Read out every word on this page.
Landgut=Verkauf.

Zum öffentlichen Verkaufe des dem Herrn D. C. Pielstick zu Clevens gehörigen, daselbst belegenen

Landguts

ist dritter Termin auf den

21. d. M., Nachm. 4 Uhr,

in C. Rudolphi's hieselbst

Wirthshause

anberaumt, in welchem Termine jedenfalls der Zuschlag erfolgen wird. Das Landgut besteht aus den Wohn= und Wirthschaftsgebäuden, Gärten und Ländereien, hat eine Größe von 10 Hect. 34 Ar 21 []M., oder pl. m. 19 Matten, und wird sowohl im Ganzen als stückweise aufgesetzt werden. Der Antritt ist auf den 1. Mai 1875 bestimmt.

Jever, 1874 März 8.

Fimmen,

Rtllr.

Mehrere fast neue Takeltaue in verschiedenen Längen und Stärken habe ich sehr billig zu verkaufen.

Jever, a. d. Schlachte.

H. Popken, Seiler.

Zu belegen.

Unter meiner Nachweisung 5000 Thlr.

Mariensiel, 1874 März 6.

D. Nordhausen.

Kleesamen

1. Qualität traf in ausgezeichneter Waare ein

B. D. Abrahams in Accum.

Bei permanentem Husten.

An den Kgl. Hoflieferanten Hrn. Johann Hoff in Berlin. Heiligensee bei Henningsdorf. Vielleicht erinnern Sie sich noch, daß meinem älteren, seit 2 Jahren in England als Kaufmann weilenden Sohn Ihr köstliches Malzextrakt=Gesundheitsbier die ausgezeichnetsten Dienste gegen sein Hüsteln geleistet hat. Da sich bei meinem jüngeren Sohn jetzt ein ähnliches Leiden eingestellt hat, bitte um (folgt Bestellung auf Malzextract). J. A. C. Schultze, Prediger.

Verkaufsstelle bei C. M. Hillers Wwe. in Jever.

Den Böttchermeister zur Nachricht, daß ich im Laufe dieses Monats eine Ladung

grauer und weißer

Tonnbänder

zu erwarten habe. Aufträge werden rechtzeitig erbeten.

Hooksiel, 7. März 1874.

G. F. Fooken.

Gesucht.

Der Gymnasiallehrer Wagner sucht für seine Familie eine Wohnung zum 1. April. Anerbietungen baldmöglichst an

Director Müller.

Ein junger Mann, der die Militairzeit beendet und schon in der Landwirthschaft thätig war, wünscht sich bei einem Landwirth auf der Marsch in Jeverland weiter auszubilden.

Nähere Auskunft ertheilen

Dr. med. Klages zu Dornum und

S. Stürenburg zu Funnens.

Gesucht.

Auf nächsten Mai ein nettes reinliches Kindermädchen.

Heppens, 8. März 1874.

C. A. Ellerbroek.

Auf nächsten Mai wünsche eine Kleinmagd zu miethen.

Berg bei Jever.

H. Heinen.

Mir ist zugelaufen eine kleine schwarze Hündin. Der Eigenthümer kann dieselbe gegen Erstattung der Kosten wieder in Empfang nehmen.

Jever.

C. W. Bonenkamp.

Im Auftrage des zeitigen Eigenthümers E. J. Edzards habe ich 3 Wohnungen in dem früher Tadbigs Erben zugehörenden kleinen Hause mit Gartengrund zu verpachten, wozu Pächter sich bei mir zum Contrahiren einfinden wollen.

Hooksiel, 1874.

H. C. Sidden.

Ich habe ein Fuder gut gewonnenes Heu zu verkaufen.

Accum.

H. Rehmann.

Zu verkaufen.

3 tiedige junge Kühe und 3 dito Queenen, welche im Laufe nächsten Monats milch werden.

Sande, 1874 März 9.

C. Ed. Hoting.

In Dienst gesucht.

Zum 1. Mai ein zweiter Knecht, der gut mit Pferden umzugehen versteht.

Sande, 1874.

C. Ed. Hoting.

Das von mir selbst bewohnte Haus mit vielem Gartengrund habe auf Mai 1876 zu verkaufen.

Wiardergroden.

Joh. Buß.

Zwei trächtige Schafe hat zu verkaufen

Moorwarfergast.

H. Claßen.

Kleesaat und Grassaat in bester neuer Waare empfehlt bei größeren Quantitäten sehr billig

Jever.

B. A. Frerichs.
============================================================
● **Goal**: Every entry should be printed again exactly as it stands.

● **Output for this task**:
Read out every word on this page.
Landgut=Verkauf.

Zum öffentlichen Verkaufe des dem Herrn D. C. Pielstick zu Clevens gehörigen, daselbst belegenen

Landguts

ist dritter Termin auf den

21. d. M., Nachm. 4 Uhr,

in C. Rudolphi's hieselbst

Wirthshause

anberaumt, in welchem Termine jedenfalls der Zuschlag erfolgen wird. Das Landgut besteht aus den Wohn= und Wirthschaftsgebäuden, Gärten und Ländereien, hat eine Größe von 10 Hect. 34 Ar 21 []M., oder pl. m. 19 Matten, und wird sowohl im Ganzen als stückweise aufgesetzt werden. Der Antritt ist auf den 1. Mai 1875 bestimmt.

Jever, 1874 März 8.

Fimmen,

Rtllr.

Mehrere fast neue Takeltaue in verschiedenen Längen und Stärken habe ich sehr billig zu verkaufen.

Jever, a. d. Schlachte.

H. Popken, Seiler.

Zu belegen.

Unter meiner Nachweisung 5000 Thlr.

Mariensiel, 1874 März 6.

D. Nordhausen.

Kleesamen

1. Qualität traf in ausgezeichneter Waare ein

B. D. Abrahams in Accum.

Bei permanentem Husten.

An den Kgl. Hoflieferanten Hrn. Johann Hoff in Berlin. Heiligensee bei Henningsdorf. Vielleicht erinnern Sie sich noch, daß meinem älteren, seit 2 Jahren in England als Kaufmann weilenden Sohn Ihr köstliches Malzextrakt=Gesundheitsbier die ausgezeichnetsten Dienste gegen sein Hüsteln geleistet hat. Da sich bei meinem jüngeren Sohn jetzt ein ähnliches Leiden eingestellt hat, bitte um (folgt Bestellung auf Malzextract). J. A. C. Schultze, Prediger.

Verkaufsstelle bei C. M. Hillers Wwe. in Jever.

Den Böttchermeister zur Nachricht, daß ich im Laufe dieses Monats eine Ladung

grauer und weißer

Tonnbänder

zu erwarten habe. Aufträge werden rechtzeitig erbeten.

Hooksiel, 7. März 1874.

G. F. Fooken.

Gesucht.

Der Gymnasiallehrer Wagner sucht für seine Familie eine Wohnung zum 1. April. Anerbietungen baldmöglichst an

Director Müller.

Ein junger Mann, der die Militairzeit beendet und schon in der Landwirthschaft thätig war, wünscht sich bei einem Landwirth auf der Marsch in Jeverland weiter auszubilden.

Nähere Auskunft ertheilen

Dr. med. Klages zu Dornum und

S. Stürenburg zu Funnens.

Gesucht.

Auf nächsten Mai ein nettes reinliches Kindermädchen.

Heppens, 8. März 1874.

C. A. Ellerbroek.

Auf nächsten Mai wünsche eine Kleinmagd zu miethen.

Berg bei Jever.

H. Heinen.

Mir ist zugelaufen eine kleine schwarze Hündin. Der Eigenthümer kann dieselbe gegen Erstattung der Kosten wieder in Empfang nehmen.

Jever.

C. W. Bonenkamp.

Im Auftrage des zeitigen Eigenthümers E. J. Edzards habe ich 3 Wohnungen in dem früher Tadbigs Erben zugehörenden kleinen Hause mit Gartengrund zu verpachten, wozu Pächter sich bei mir zum Contrahiren einfinden wollen.

Hooksiel, 1874.

H. C. Sidden.

Ich habe ein Fuder gut gewonnenes Heu zu verkaufen.

Accum.

H. Rehmann.

Zu verkaufen.

3 tiedige junge Kühe und 3 dito Queenen, welche im Laufe nächsten Monats milch werden.

Sande, 1874 März 9.

C. Ed. Hoting.

In Dienst gesucht.

Zum 1. Mai ein zweiter Knecht, der gut mit Pferden umzugehen versteht.

Sande, 1874.

C. Ed. Hoting.

Das von mir selbst bewohnte Haus mit vielem Gartengrund habe auf Mai 1876 zu verkaufen.

Wiardergroden.

Joh. Buß.

Zwei trächtige Schafe hat zu verkaufen

Moorwarfergast.

H. Claßen.

Kleesaat und Grassaat in bester neuer Waare empfehlt bei größeren Quantitäten sehr billig

Jever.

B. A. Frerichs.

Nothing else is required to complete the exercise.